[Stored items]
★ ★ ★

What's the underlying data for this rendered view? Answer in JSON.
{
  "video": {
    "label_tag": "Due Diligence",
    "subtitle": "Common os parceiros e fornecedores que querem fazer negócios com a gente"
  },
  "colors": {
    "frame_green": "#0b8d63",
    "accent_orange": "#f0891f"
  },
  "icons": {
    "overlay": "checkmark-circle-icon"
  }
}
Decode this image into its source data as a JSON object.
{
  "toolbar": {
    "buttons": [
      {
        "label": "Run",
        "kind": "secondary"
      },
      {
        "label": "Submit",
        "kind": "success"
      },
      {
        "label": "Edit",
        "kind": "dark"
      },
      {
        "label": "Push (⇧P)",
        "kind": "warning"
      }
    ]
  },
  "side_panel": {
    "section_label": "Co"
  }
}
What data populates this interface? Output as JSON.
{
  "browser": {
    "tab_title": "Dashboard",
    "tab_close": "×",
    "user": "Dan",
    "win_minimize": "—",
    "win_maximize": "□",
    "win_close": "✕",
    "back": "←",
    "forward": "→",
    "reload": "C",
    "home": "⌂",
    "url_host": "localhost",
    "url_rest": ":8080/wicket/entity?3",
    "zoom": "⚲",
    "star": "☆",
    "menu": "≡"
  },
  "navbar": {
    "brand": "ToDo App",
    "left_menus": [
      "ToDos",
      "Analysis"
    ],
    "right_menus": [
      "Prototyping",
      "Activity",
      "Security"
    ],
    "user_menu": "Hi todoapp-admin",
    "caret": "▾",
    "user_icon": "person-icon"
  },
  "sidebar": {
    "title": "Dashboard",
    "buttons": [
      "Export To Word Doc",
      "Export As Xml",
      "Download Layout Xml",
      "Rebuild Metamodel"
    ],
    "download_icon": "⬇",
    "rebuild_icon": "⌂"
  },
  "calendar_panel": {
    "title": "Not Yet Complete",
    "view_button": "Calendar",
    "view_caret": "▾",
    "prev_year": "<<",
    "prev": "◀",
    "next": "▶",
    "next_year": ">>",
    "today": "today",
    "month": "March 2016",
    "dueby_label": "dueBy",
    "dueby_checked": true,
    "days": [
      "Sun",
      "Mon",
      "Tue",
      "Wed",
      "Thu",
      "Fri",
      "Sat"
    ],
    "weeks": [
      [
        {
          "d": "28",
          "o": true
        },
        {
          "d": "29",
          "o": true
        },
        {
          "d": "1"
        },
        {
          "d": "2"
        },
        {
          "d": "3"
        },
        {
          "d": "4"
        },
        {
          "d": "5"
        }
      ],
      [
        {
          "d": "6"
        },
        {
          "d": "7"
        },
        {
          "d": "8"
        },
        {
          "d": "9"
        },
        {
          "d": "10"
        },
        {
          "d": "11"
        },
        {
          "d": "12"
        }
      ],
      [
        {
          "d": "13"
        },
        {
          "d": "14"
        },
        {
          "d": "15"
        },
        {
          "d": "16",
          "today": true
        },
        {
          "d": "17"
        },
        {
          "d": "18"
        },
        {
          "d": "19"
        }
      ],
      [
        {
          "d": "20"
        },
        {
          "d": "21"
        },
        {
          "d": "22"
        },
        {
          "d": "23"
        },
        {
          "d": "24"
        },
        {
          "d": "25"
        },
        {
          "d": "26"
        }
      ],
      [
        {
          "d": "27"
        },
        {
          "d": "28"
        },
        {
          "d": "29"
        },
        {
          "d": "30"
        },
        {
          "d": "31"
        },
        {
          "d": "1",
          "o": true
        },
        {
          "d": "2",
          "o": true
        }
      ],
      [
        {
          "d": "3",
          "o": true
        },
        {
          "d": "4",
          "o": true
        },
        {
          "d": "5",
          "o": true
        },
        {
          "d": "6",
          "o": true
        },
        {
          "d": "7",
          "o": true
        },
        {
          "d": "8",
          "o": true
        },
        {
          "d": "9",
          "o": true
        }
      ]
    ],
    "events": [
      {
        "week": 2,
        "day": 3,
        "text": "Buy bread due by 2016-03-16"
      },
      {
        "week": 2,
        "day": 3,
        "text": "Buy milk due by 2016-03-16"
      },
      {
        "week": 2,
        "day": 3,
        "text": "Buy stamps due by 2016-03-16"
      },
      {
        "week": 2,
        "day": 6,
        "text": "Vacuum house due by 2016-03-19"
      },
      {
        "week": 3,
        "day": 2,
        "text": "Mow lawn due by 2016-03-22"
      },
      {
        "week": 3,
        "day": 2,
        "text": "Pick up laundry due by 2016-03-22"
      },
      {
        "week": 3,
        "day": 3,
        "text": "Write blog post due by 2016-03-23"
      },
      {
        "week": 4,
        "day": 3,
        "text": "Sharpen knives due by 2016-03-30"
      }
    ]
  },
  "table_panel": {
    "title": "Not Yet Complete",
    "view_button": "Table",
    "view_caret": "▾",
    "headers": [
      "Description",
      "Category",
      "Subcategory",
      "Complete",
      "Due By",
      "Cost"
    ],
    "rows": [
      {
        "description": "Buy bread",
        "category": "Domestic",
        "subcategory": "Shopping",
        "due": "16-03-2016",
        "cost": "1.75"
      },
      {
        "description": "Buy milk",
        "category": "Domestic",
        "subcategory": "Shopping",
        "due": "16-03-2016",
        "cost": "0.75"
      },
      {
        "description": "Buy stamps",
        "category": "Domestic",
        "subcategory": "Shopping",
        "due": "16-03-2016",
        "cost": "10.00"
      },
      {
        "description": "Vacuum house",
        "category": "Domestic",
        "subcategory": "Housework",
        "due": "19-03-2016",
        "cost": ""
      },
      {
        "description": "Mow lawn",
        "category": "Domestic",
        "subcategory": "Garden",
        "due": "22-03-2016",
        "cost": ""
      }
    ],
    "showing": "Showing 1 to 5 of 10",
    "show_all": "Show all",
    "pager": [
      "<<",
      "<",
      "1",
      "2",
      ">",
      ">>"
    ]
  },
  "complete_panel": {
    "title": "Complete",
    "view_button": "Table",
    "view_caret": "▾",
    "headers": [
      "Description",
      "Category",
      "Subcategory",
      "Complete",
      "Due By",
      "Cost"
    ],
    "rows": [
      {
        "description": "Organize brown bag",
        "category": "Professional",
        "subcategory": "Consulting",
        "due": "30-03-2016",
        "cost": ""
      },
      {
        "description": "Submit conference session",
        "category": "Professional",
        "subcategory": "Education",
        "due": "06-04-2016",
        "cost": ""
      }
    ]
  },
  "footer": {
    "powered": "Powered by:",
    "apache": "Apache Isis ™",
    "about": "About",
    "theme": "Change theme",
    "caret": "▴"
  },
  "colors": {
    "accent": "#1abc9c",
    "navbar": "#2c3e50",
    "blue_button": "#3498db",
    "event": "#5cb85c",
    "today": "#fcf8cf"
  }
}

★ ★ ★

WHAT IS ASKED:
Pull every line containing the word "kind" out of the entries above.

EXERCISE OUTPUT:
        "kind": "secondary"
        "kind": "success"
        "kind": "dark"
        "kind": "warning"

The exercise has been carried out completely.